→ **Problem to work on**: Output each entry that follows exactly. Images stay out.

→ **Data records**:
:::::
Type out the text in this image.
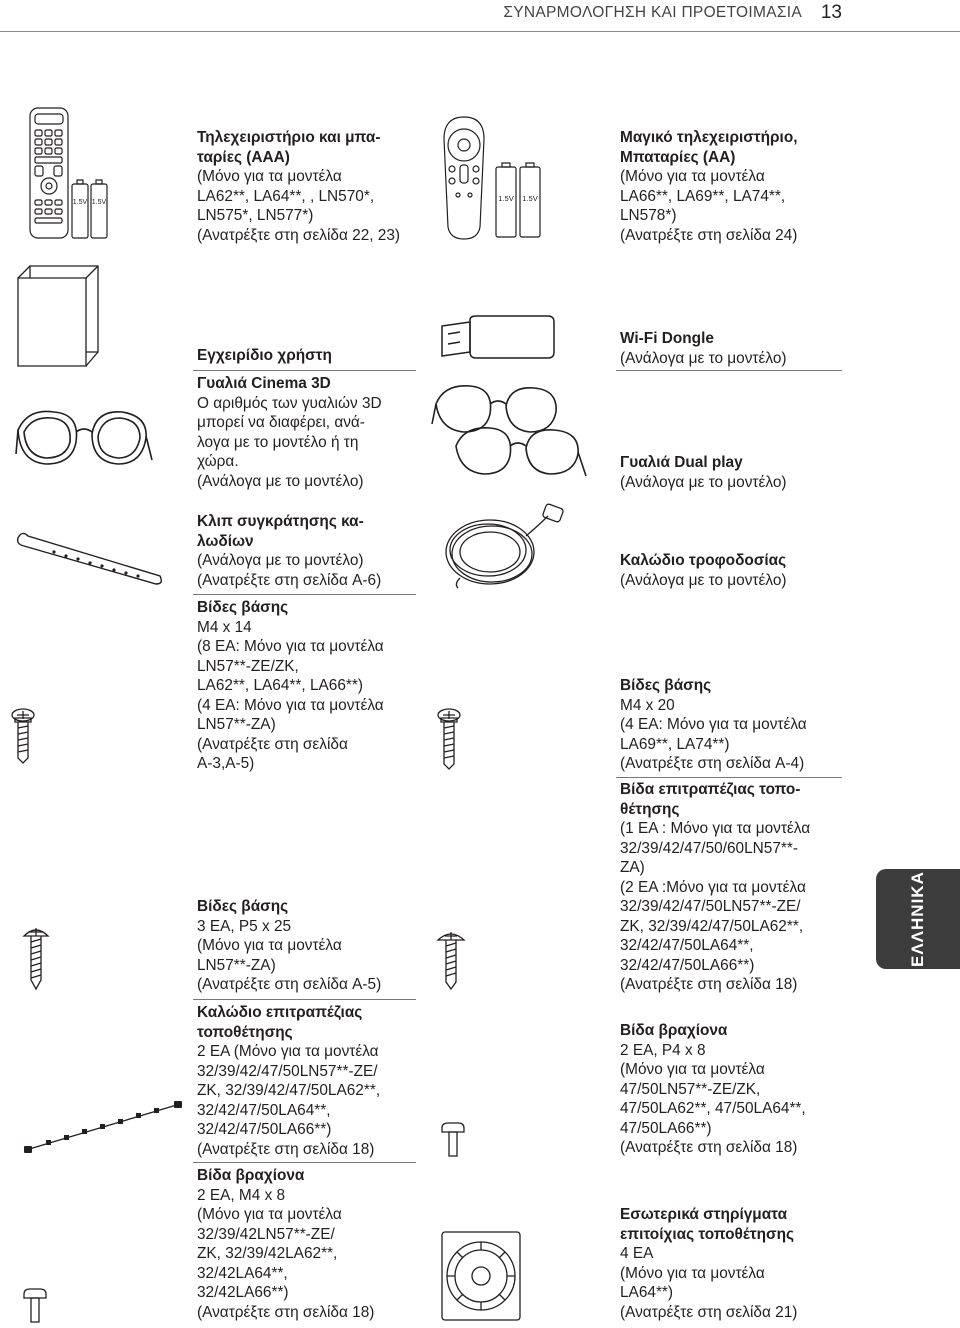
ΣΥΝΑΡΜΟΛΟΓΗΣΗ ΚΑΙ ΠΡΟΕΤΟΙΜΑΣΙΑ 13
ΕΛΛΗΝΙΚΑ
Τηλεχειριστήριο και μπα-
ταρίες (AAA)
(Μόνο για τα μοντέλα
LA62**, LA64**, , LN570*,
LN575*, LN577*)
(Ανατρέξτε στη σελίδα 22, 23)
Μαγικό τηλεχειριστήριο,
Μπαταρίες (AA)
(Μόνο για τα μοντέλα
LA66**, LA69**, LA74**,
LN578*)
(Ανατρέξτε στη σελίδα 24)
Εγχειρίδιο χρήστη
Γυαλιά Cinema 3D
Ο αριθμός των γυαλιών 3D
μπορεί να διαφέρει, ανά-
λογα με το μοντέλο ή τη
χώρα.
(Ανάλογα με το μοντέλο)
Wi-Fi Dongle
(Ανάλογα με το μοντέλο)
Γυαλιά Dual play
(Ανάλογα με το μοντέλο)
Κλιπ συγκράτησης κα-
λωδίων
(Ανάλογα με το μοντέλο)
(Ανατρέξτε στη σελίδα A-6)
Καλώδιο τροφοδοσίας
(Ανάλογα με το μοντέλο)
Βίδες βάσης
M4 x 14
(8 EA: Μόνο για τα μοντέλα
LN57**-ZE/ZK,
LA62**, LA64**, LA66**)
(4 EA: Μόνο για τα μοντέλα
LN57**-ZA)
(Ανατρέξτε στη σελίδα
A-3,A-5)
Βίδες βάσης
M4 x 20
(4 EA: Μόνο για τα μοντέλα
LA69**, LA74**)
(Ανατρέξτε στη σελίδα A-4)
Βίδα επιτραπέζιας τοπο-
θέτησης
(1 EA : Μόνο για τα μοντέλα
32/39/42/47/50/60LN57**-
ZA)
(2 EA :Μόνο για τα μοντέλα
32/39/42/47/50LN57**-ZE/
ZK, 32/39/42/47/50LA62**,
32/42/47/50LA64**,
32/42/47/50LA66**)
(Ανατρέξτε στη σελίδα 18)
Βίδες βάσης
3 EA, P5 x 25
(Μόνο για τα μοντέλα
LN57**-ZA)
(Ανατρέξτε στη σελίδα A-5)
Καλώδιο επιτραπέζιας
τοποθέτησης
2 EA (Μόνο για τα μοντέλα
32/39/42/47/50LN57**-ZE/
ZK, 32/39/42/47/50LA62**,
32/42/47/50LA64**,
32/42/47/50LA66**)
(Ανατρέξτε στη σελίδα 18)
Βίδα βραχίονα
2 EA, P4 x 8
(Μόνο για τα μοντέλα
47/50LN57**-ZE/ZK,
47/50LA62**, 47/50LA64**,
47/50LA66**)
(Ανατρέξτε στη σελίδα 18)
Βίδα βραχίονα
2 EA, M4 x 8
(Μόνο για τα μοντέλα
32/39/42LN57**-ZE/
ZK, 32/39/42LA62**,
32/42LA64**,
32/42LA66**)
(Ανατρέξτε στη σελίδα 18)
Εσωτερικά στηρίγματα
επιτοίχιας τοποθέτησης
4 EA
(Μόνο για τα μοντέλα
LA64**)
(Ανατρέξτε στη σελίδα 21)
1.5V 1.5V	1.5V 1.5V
:::::
→ **Finished task**:
Type out the text in this image.
ΣΥΝΑΡΜΟΛΟΓΗΣΗ ΚΑΙ ΠΡΟΕΤΟΙΜΑΣΙΑ 13
ΕΛΛΗΝΙΚΑ
Τηλεχειριστήριο και μπα-
ταρίες (AAA)
(Μόνο για τα μοντέλα
LA62**, LA64**, , LN570*,
LN575*, LN577*)
(Ανατρέξτε στη σελίδα 22, 23)
Μαγικό τηλεχειριστήριο,
Μπαταρίες (AA)
(Μόνο για τα μοντέλα
LA66**, LA69**, LA74**,
LN578*)
(Ανατρέξτε στη σελίδα 24)
Εγχειρίδιο χρήστη
Γυαλιά Cinema 3D
Ο αριθμός των γυαλιών 3D
μπορεί να διαφέρει, ανά-
λογα με το μοντέλο ή τη
χώρα.
(Ανάλογα με το μοντέλο)
Wi-Fi Dongle
(Ανάλογα με το μοντέλο)
Γυαλιά Dual play
(Ανάλογα με το μοντέλο)
Κλιπ συγκράτησης κα-
λωδίων
(Ανάλογα με το μοντέλο)
(Ανατρέξτε στη σελίδα A-6)
Καλώδιο τροφοδοσίας
(Ανάλογα με το μοντέλο)
Βίδες βάσης
M4 x 14
(8 EA: Μόνο για τα μοντέλα
LN57**-ZE/ZK,
LA62**, LA64**, LA66**)
(4 EA: Μόνο για τα μοντέλα
LN57**-ZA)
(Ανατρέξτε στη σελίδα
A-3,A-5)
Βίδες βάσης
M4 x 20
(4 EA: Μόνο για τα μοντέλα
LA69**, LA74**)
(Ανατρέξτε στη σελίδα A-4)
Βίδα επιτραπέζιας τοπο-
θέτησης
(1 EA : Μόνο για τα μοντέλα
32/39/42/47/50/60LN57**-
ZA)
(2 EA :Μόνο για τα μοντέλα
32/39/42/47/50LN57**-ZE/
ZK, 32/39/42/47/50LA62**,
32/42/47/50LA64**,
32/42/47/50LA66**)
(Ανατρέξτε στη σελίδα 18)
Βίδες βάσης
3 EA, P5 x 25
(Μόνο για τα μοντέλα
LN57**-ZA)
(Ανατρέξτε στη σελίδα A-5)
Καλώδιο επιτραπέζιας
τοποθέτησης
2 EA (Μόνο για τα μοντέλα
32/39/42/47/50LN57**-ZE/
ZK, 32/39/42/47/50LA62**,
32/42/47/50LA64**,
32/42/47/50LA66**)
(Ανατρέξτε στη σελίδα 18)
Βίδα βραχίονα
2 EA, P4 x 8
(Μόνο για τα μοντέλα
47/50LN57**-ZE/ZK,
47/50LA62**, 47/50LA64**,
47/50LA66**)
(Ανατρέξτε στη σελίδα 18)
Βίδα βραχίονα
2 EA, M4 x 8
(Μόνο για τα μοντέλα
32/39/42LN57**-ZE/
ZK, 32/39/42LA62**,
32/42LA64**,
32/42LA66**)
(Ανατρέξτε στη σελίδα 18)
Εσωτερικά στηρίγματα
επιτοίχιας τοποθέτησης
4 EA
(Μόνο για τα μοντέλα
LA64**)
(Ανατρέξτε στη σελίδα 21)
1.5V 1.5V	1.5V 1.5V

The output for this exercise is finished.